- **Exercise prompt**: Reproduce every record below exactly as it appears.

- **Exercise data**:
** begin **
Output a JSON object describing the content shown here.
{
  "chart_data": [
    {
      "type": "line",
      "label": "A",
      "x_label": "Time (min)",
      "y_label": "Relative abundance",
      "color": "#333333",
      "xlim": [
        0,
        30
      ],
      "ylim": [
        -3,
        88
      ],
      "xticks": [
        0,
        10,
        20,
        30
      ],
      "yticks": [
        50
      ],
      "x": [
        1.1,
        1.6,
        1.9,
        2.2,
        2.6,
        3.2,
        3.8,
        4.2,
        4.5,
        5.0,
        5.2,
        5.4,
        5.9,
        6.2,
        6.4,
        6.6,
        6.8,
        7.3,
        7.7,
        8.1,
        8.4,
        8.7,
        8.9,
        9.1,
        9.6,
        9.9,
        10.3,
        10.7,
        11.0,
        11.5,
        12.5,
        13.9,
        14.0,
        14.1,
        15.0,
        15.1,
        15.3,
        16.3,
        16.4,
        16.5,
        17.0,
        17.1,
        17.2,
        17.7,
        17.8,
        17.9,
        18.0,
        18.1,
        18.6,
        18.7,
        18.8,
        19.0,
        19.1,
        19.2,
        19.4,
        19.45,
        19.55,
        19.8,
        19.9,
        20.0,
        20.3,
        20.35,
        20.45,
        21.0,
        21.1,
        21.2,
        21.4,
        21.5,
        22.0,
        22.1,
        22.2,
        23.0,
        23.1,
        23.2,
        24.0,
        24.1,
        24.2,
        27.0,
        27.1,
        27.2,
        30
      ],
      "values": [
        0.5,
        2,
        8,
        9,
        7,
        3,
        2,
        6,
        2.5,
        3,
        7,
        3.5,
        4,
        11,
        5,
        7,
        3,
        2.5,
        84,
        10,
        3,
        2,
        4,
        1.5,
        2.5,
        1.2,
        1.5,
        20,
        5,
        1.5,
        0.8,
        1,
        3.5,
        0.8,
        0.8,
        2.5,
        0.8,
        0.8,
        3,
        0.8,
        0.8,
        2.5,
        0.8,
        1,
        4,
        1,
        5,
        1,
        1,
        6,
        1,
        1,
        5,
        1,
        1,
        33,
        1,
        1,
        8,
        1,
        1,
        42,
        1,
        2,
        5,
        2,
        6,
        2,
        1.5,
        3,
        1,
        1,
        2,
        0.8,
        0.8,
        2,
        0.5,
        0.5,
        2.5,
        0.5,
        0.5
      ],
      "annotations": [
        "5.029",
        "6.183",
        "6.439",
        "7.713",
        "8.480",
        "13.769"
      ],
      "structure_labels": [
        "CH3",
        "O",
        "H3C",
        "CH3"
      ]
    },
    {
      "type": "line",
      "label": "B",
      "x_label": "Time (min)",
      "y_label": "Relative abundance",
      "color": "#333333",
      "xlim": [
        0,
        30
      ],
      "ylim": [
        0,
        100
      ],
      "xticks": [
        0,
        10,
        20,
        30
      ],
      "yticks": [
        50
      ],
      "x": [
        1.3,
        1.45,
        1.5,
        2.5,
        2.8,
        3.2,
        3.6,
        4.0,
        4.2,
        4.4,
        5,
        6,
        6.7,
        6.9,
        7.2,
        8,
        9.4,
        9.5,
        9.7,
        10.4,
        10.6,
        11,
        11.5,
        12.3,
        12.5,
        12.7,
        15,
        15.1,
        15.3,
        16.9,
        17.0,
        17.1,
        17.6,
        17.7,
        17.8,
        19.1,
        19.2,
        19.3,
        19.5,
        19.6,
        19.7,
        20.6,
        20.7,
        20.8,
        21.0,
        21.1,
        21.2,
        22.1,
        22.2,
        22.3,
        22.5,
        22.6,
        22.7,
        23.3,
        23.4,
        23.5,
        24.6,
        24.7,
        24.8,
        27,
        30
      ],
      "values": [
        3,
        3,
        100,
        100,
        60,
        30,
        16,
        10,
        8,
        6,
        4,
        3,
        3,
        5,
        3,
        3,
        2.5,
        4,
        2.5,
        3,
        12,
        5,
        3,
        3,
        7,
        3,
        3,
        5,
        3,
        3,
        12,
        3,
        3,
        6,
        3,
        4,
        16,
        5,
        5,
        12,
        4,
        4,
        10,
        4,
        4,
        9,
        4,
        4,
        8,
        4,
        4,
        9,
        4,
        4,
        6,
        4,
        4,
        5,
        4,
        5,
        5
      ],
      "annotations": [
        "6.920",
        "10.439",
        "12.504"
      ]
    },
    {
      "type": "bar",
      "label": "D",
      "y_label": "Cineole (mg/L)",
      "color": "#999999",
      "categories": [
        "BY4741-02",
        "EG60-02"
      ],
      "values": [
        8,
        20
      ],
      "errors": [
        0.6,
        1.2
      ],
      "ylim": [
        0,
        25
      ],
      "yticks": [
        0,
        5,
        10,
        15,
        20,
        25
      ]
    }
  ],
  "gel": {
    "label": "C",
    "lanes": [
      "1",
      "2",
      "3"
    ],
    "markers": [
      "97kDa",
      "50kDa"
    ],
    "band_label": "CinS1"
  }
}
** end **
- **Final result**:
Output a JSON object describing the content shown here.
{
  "chart_data": [
    {
      "type": "line",
      "label": "A",
      "x_label": "Time (min)",
      "y_label": "Relative abundance",
      "color": "#333333",
      "xlim": [
        0,
        30
      ],
      "ylim": [
        -3,
        88
      ],
      "xticks": [
        0,
        10,
        20,
        30
      ],
      "yticks": [
        50
      ],
      "x": [
        1.1,
        1.6,
        1.9,
        2.2,
        2.6,
        3.2,
        3.8,
        4.2,
        4.5,
        5.0,
        5.2,
        5.4,
        5.9,
        6.2,
        6.4,
        6.6,
        6.8,
        7.3,
        7.7,
        8.1,
        8.4,
        8.7,
        8.9,
        9.1,
        9.6,
        9.9,
        10.3,
        10.7,
        11.0,
        11.5,
        12.5,
        13.9,
        14.0,
        14.1,
        15.0,
        15.1,
        15.3,
        16.3,
        16.4,
        16.5,
        17.0,
        17.1,
        17.2,
        17.7,
        17.8,
        17.9,
        18.0,
        18.1,
        18.6,
        18.7,
        18.8,
        19.0,
        19.1,
        19.2,
        19.4,
        19.45,
        19.55,
        19.8,
        19.9,
        20.0,
        20.3,
        20.35,
        20.45,
        21.0,
        21.1,
        21.2,
        21.4,
        21.5,
        22.0,
        22.1,
        22.2,
        23.0,
        23.1,
        23.2,
        24.0,
        24.1,
        24.2,
        27.0,
        27.1,
        27.2,
        30
      ],
      "values": [
        0.5,
        2,
        8,
        9,
        7,
        3,
        2,
        6,
        2.5,
        3,
        7,
        3.5,
        4,
        11,
        5,
        7,
        3,
        2.5,
        84,
        10,
        3,
        2,
        4,
        1.5,
        2.5,
        1.2,
        1.5,
        20,
        5,
        1.5,
        0.8,
        1,
        3.5,
        0.8,
        0.8,
        2.5,
        0.8,
        0.8,
        3,
        0.8,
        0.8,
        2.5,
        0.8,
        1,
        4,
        1,
        5,
        1,
        1,
        6,
        1,
        1,
        5,
        1,
        1,
        33,
        1,
        1,
        8,
        1,
        1,
        42,
        1,
        2,
        5,
        2,
        6,
        2,
        1.5,
        3,
        1,
        1,
        2,
        0.8,
        0.8,
        2,
        0.5,
        0.5,
        2.5,
        0.5,
        0.5
      ],
      "annotations": [
        "5.029",
        "6.183",
        "6.439",
        "7.713",
        "8.480",
        "13.769"
      ],
      "structure_labels": [
        "CH3",
        "O",
        "H3C",
        "CH3"
      ]
    },
    {
      "type": "line",
      "label": "B",
      "x_label": "Time (min)",
      "y_label": "Relative abundance",
      "color": "#333333",
      "xlim": [
        0,
        30
      ],
      "ylim": [
        0,
        100
      ],
      "xticks": [
        0,
        10,
        20,
        30
      ],
      "yticks": [
        50
      ],
      "x": [
        1.3,
        1.45,
        1.5,
        2.5,
        2.8,
        3.2,
        3.6,
        4.0,
        4.2,
        4.4,
        5,
        6,
        6.7,
        6.9,
        7.2,
        8,
        9.4,
        9.5,
        9.7,
        10.4,
        10.6,
        11,
        11.5,
        12.3,
        12.5,
        12.7,
        15,
        15.1,
        15.3,
        16.9,
        17.0,
        17.1,
        17.6,
        17.7,
        17.8,
        19.1,
        19.2,
        19.3,
        19.5,
        19.6,
        19.7,
        20.6,
        20.7,
        20.8,
        21.0,
        21.1,
        21.2,
        22.1,
        22.2,
        22.3,
        22.5,
        22.6,
        22.7,
        23.3,
        23.4,
        23.5,
        24.6,
        24.7,
        24.8,
        27,
        30
      ],
      "values": [
        3,
        3,
        100,
        100,
        60,
        30,
        16,
        10,
        8,
        6,
        4,
        3,
        3,
        5,
        3,
        3,
        2.5,
        4,
        2.5,
        3,
        12,
        5,
        3,
        3,
        7,
        3,
        3,
        5,
        3,
        3,
        12,
        3,
        3,
        6,
        3,
        4,
        16,
        5,
        5,
        12,
        4,
        4,
        10,
        4,
        4,
        9,
        4,
        4,
        8,
        4,
        4,
        9,
        4,
        4,
        6,
        4,
        4,
        5,
        4,
        5,
        5
      ],
      "annotations": [
        "6.920",
        "10.439",
        "12.504"
      ]
    },
    {
      "type": "bar",
      "label": "D",
      "y_label": "Cineole (mg/L)",
      "color": "#999999",
      "categories": [
        "BY4741-02",
        "EG60-02"
      ],
      "values": [
        8,
        20
      ],
      "errors": [
        0.6,
        1.2
      ],
      "ylim": [
        0,
        25
      ],
      "yticks": [
        0,
        5,
        10,
        15,
        20,
        25
      ]
    }
  ],
  "gel": {
    "label": "C",
    "lanes": [
      "1",
      "2",
      "3"
    ],
    "markers": [
      "97kDa",
      "50kDa"
    ],
    "band_label": "CinS1"
  }
}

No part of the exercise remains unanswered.